Records from a data source
#####
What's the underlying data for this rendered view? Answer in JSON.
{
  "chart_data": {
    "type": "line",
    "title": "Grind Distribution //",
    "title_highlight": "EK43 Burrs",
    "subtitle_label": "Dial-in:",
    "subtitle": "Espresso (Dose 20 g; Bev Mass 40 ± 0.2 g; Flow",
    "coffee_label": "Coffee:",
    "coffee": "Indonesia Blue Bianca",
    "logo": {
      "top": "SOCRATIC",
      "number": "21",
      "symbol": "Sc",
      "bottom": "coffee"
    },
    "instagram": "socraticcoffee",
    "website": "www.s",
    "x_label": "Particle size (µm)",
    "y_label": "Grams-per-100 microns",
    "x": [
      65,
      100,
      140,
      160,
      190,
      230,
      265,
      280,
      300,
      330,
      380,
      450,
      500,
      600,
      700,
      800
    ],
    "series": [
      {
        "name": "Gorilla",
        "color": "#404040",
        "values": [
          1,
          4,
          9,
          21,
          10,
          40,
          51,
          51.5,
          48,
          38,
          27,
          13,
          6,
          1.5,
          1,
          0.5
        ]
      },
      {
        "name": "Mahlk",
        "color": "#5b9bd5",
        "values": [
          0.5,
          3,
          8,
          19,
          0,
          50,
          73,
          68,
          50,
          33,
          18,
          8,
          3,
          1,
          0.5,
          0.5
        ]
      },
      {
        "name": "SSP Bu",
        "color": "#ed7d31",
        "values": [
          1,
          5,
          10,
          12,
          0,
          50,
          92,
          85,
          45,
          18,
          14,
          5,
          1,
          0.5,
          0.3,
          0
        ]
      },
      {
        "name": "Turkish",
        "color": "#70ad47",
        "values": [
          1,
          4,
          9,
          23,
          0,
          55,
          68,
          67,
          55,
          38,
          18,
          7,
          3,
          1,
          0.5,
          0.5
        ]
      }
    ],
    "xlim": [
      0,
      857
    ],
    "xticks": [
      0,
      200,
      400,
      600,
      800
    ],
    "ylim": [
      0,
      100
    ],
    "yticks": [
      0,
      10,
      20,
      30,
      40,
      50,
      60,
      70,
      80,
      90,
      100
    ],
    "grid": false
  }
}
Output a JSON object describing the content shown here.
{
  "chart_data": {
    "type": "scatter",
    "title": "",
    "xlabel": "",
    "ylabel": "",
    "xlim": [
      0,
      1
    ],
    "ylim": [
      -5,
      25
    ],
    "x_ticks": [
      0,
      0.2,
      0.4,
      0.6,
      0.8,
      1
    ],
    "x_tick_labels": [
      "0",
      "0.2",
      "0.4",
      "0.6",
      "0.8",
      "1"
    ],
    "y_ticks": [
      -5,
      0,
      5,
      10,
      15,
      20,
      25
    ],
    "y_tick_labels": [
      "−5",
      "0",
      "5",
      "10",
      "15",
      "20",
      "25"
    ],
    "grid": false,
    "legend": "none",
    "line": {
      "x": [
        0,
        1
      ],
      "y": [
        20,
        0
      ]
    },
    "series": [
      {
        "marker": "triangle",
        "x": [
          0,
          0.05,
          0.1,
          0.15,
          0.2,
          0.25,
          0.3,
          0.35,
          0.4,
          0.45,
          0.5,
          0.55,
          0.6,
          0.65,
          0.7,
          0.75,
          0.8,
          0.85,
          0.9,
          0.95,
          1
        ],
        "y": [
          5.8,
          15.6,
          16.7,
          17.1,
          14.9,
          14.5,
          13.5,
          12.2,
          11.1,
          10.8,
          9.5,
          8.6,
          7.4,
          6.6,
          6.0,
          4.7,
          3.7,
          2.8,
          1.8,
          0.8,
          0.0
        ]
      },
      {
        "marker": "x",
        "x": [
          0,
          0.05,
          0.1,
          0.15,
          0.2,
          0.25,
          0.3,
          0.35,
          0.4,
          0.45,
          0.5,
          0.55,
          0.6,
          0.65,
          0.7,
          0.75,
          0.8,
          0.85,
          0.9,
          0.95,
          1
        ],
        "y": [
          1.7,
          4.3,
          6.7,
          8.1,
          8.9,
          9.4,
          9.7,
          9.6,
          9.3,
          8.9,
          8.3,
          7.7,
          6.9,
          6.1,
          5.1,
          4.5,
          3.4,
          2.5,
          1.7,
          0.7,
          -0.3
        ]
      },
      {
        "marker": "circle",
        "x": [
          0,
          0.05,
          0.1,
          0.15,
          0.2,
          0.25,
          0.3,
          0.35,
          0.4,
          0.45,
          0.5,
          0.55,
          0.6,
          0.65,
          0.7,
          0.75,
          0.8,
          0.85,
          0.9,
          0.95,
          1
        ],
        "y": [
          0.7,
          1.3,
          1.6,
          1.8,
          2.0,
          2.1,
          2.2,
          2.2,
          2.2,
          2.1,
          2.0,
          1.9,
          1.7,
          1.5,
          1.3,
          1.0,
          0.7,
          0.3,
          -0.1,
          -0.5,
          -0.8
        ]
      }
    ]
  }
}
#####
_STATED PROBLEM_
All of the records must be retyped exactly as they are.

_COMPLETE RESPONSE_
What's the underlying data for this rendered view? Answer in JSON.
{
  "chart_data": {
    "type": "line",
    "title": "Grind Distribution //",
    "title_highlight": "EK43 Burrs",
    "subtitle_label": "Dial-in:",
    "subtitle": "Espresso (Dose 20 g; Bev Mass 40 ± 0.2 g; Flow",
    "coffee_label": "Coffee:",
    "coffee": "Indonesia Blue Bianca",
    "logo": {
      "top": "SOCRATIC",
      "number": "21",
      "symbol": "Sc",
      "bottom": "coffee"
    },
    "instagram": "socraticcoffee",
    "website": "www.s",
    "x_label": "Particle size (µm)",
    "y_label": "Grams-per-100 microns",
    "x": [
      65,
      100,
      140,
      160,
      190,
      230,
      265,
      280,
      300,
      330,
      380,
      450,
      500,
      600,
      700,
      800
    ],
    "series": [
      {
        "name": "Gorilla",
        "color": "#404040",
        "values": [
          1,
          4,
          9,
          21,
          10,
          40,
          51,
          51.5,
          48,
          38,
          27,
          13,
          6,
          1.5,
          1,
          0.5
        ]
      },
      {
        "name": "Mahlk",
        "color": "#5b9bd5",
        "values": [
          0.5,
          3,
          8,
          19,
          0,
          50,
          73,
          68,
          50,
          33,
          18,
          8,
          3,
          1,
          0.5,
          0.5
        ]
      },
      {
        "name": "SSP Bu",
        "color": "#ed7d31",
        "values": [
          1,
          5,
          10,
          12,
          0,
          50,
          92,
          85,
          45,
          18,
          14,
          5,
          1,
          0.5,
          0.3,
          0
        ]
      },
      {
        "name": "Turkish",
        "color": "#70ad47",
        "values": [
          1,
          4,
          9,
          23,
          0,
          55,
          68,
          67,
          55,
          38,
          18,
          7,
          3,
          1,
          0.5,
          0.5
        ]
      }
    ],
    "xlim": [
      0,
      857
    ],
    "xticks": [
      0,
      200,
      400,
      600,
      800
    ],
    "ylim": [
      0,
      100
    ],
    "yticks": [
      0,
      10,
      20,
      30,
      40,
      50,
      60,
      70,
      80,
      90,
      100
    ],
    "grid": false
  }
}
Output a JSON object describing the content shown here.
{
  "chart_data": {
    "type": "scatter",
    "title": "",
    "xlabel": "",
    "ylabel": "",
    "xlim": [
      0,
      1
    ],
    "ylim": [
      -5,
      25
    ],
    "x_ticks": [
      0,
      0.2,
      0.4,
      0.6,
      0.8,
      1
    ],
    "x_tick_labels": [
      "0",
      "0.2",
      "0.4",
      "0.6",
      "0.8",
      "1"
    ],
    "y_ticks": [
      -5,
      0,
      5,
      10,
      15,
      20,
      25
    ],
    "y_tick_labels": [
      "−5",
      "0",
      "5",
      "10",
      "15",
      "20",
      "25"
    ],
    "grid": false,
    "legend": "none",
    "line": {
      "x": [
        0,
        1
      ],
      "y": [
        20,
        0
      ]
    },
    "series": [
      {
        "marker": "triangle",
        "x": [
          0,
          0.05,
          0.1,
          0.15,
          0.2,
          0.25,
          0.3,
          0.35,
          0.4,
          0.45,
          0.5,
          0.55,
          0.6,
          0.65,
          0.7,
          0.75,
          0.8,
          0.85,
          0.9,
          0.95,
          1
        ],
        "y": [
          5.8,
          15.6,
          16.7,
          17.1,
          14.9,
          14.5,
          13.5,
          12.2,
          11.1,
          10.8,
          9.5,
          8.6,
          7.4,
          6.6,
          6.0,
          4.7,
          3.7,
          2.8,
          1.8,
          0.8,
          0.0
        ]
      },
      {
        "marker": "x",
        "x": [
          0,
          0.05,
          0.1,
          0.15,
          0.2,
          0.25,
          0.3,
          0.35,
          0.4,
          0.45,
          0.5,
          0.55,
          0.6,
          0.65,
          0.7,
          0.75,
          0.8,
          0.85,
          0.9,
          0.95,
          1
        ],
        "y": [
          1.7,
          4.3,
          6.7,
          8.1,
          8.9,
          9.4,
          9.7,
          9.6,
          9.3,
          8.9,
          8.3,
          7.7,
          6.9,
          6.1,
          5.1,
          4.5,
          3.4,
          2.5,
          1.7,
          0.7,
          -0.3
        ]
      },
      {
        "marker": "circle",
        "x": [
          0,
          0.05,
          0.1,
          0.15,
          0.2,
          0.25,
          0.3,
          0.35,
          0.4,
          0.45,
          0.5,
          0.55,
          0.6,
          0.65,
          0.7,
          0.75,
          0.8,
          0.85,
          0.9,
          0.95,
          1
        ],
        "y": [
          0.7,
          1.3,
          1.6,
          1.8,
          2.0,
          2.1,
          2.2,
          2.2,
          2.2,
          2.1,
          2.0,
          1.9,
          1.7,
          1.5,
          1.3,
          1.0,
          0.7,
          0.3,
          -0.1,
          -0.5,
          -0.8
        ]
      }
    ]
  }
}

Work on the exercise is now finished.